**PROVIDED RECORDS**
** START **

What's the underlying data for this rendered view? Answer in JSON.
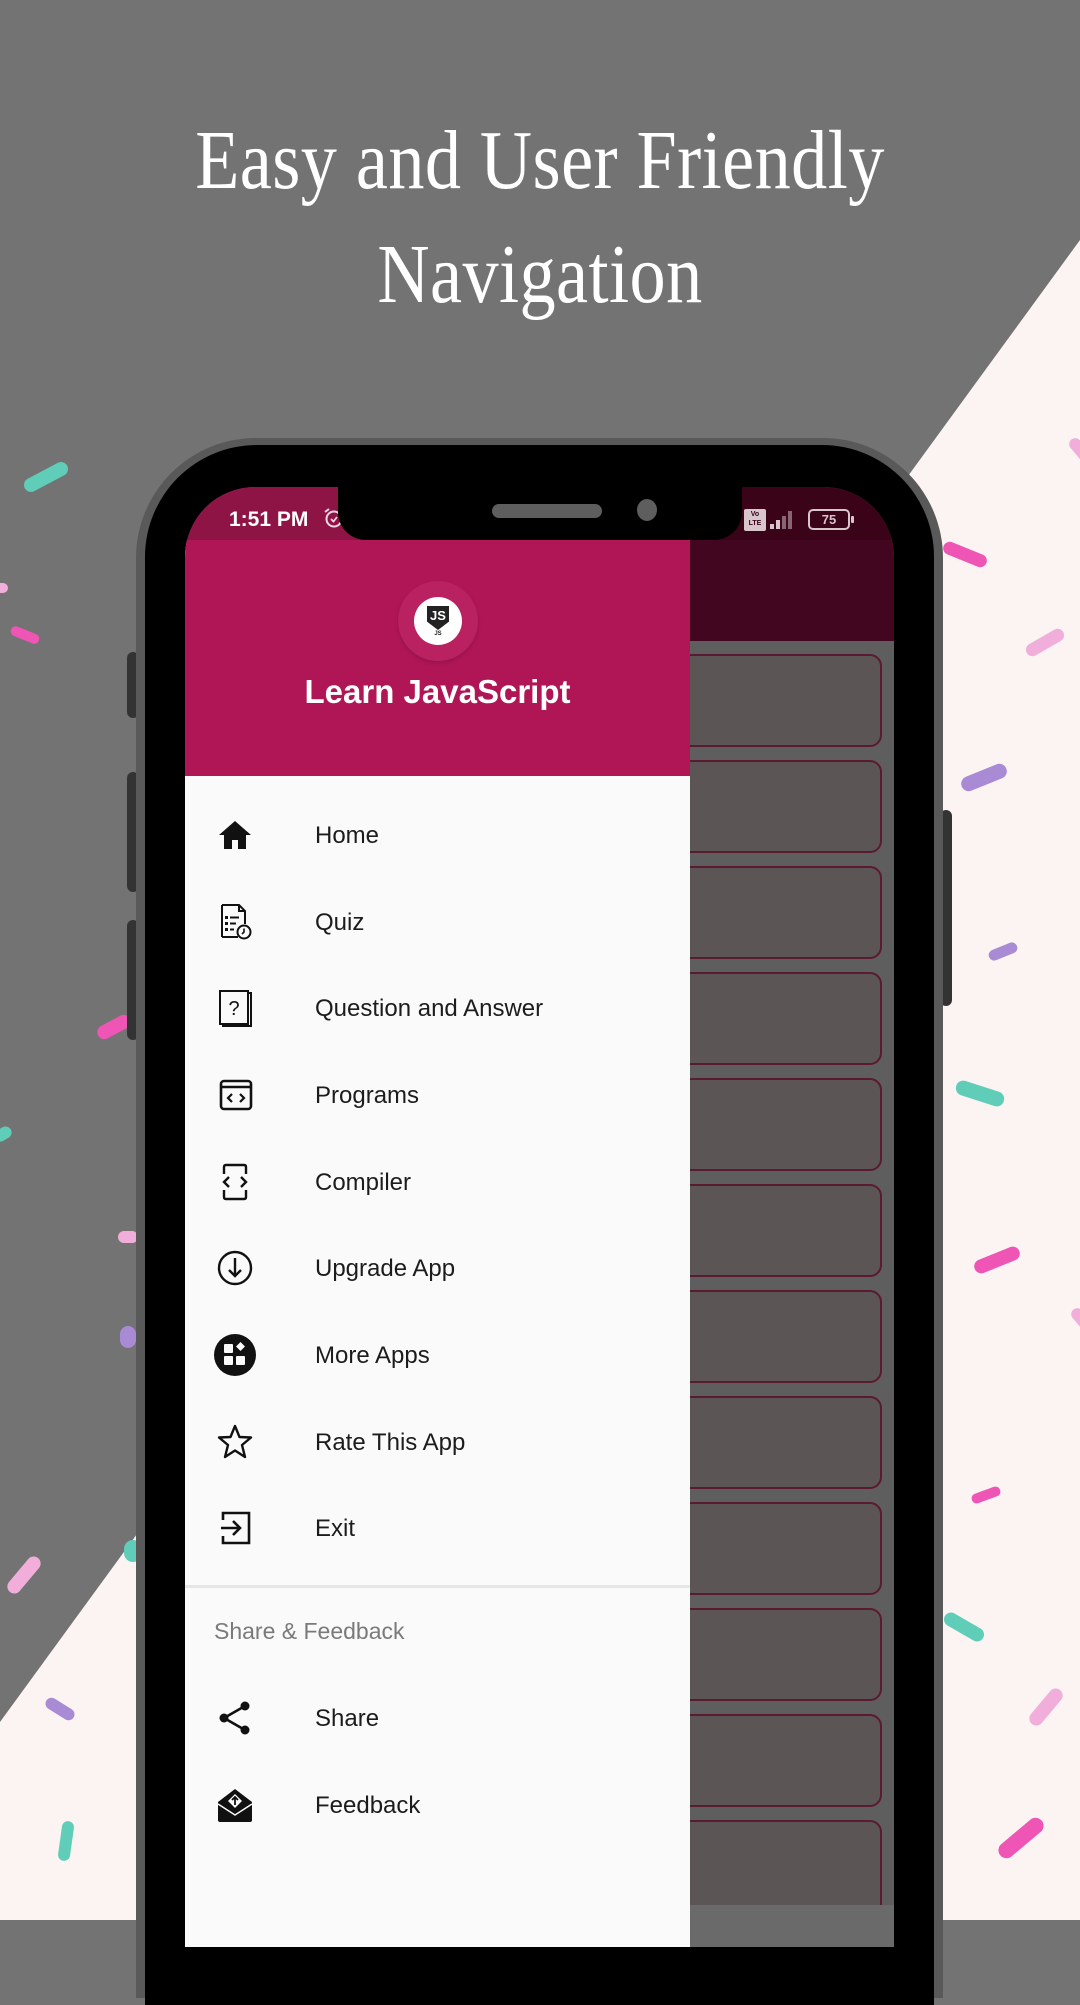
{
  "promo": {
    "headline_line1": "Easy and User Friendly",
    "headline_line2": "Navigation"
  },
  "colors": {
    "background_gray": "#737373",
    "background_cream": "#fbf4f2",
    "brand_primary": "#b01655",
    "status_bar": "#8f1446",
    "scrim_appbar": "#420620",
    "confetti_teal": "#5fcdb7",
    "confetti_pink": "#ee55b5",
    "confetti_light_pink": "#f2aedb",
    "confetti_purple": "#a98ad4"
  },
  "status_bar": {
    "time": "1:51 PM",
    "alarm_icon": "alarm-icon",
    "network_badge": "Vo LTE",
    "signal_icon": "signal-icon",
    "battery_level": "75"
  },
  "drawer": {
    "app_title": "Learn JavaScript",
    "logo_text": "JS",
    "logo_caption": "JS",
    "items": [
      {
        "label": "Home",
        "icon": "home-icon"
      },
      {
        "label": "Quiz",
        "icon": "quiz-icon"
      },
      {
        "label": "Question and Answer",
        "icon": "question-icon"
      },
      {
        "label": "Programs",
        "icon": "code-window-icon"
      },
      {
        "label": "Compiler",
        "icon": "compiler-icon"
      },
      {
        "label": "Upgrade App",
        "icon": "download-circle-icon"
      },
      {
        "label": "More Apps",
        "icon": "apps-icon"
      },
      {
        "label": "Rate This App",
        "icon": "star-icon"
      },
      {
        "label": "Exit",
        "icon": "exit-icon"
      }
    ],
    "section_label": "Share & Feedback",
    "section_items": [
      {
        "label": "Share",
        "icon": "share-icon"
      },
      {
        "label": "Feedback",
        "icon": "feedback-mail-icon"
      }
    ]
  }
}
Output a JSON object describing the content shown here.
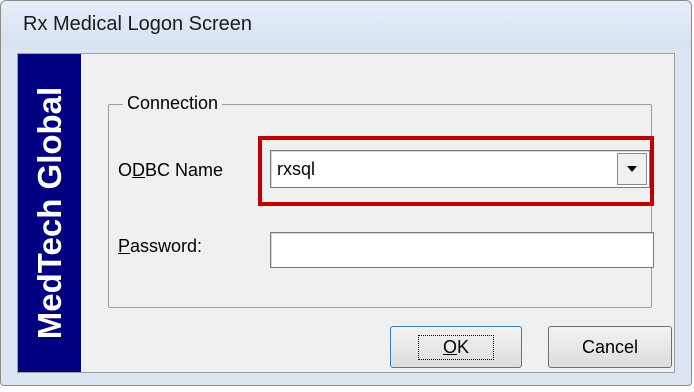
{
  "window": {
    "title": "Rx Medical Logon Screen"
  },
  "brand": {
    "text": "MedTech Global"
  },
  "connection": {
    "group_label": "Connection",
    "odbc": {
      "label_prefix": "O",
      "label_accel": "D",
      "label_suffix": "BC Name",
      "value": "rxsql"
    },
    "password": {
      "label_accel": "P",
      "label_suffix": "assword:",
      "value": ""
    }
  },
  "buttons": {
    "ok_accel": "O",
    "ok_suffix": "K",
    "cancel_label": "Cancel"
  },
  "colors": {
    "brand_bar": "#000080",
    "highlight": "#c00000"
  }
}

** END **

**WHAT YOU ARE ASKED TO DO**
Pictures stay out; repeat all the rest of the records exactly.

**WRITTEN ANSWER**
What's the underlying data for this rendered view? Answer in JSON.
{
  "promo": {
    "headline_line1": "Easy and User Friendly",
    "headline_line2": "Navigation"
  },
  "colors": {
    "background_gray": "#737373",
    "background_cream": "#fbf4f2",
    "brand_primary": "#b01655",
    "status_bar": "#8f1446",
    "scrim_appbar": "#420620",
    "confetti_teal": "#5fcdb7",
    "confetti_pink": "#ee55b5",
    "confetti_light_pink": "#f2aedb",
    "confetti_purple": "#a98ad4"
  },
  "status_bar": {
    "time": "1:51 PM",
    "alarm_icon": "alarm-icon",
    "network_badge": "Vo LTE",
    "signal_icon": "signal-icon",
    "battery_level": "75"
  },
  "drawer": {
    "app_title": "Learn JavaScript",
    "logo_text": "JS",
    "logo_caption": "JS",
    "items": [
      {
        "label": "Home",
        "icon": "home-icon"
      },
      {
        "label": "Quiz",
        "icon": "quiz-icon"
      },
      {
        "label": "Question and Answer",
        "icon": "question-icon"
      },
      {
        "label": "Programs",
        "icon": "code-window-icon"
      },
      {
        "label": "Compiler",
        "icon": "compiler-icon"
      },
      {
        "label": "Upgrade App",
        "icon": "download-circle-icon"
      },
      {
        "label": "More Apps",
        "icon": "apps-icon"
      },
      {
        "label": "Rate This App",
        "icon": "star-icon"
      },
      {
        "label": "Exit",
        "icon": "exit-icon"
      }
    ],
    "section_label": "Share & Feedback",
    "section_items": [
      {
        "label": "Share",
        "icon": "share-icon"
      },
      {
        "label": "Feedback",
        "icon": "feedback-mail-icon"
      }
    ]
  }
}
Output a JSON object describing the content shown here.
{
  "window": {
    "title": "Rx Medical Logon Screen"
  },
  "brand": {
    "text": "MedTech Global"
  },
  "connection": {
    "group_label": "Connection",
    "odbc": {
      "label_prefix": "O",
      "label_accel": "D",
      "label_suffix": "BC Name",
      "value": "rxsql"
    },
    "password": {
      "label_accel": "P",
      "label_suffix": "assword:",
      "value": ""
    }
  },
  "buttons": {
    "ok_accel": "O",
    "ok_suffix": "K",
    "cancel_label": "Cancel"
  },
  "colors": {
    "brand_bar": "#000080",
    "highlight": "#c00000"
  }
}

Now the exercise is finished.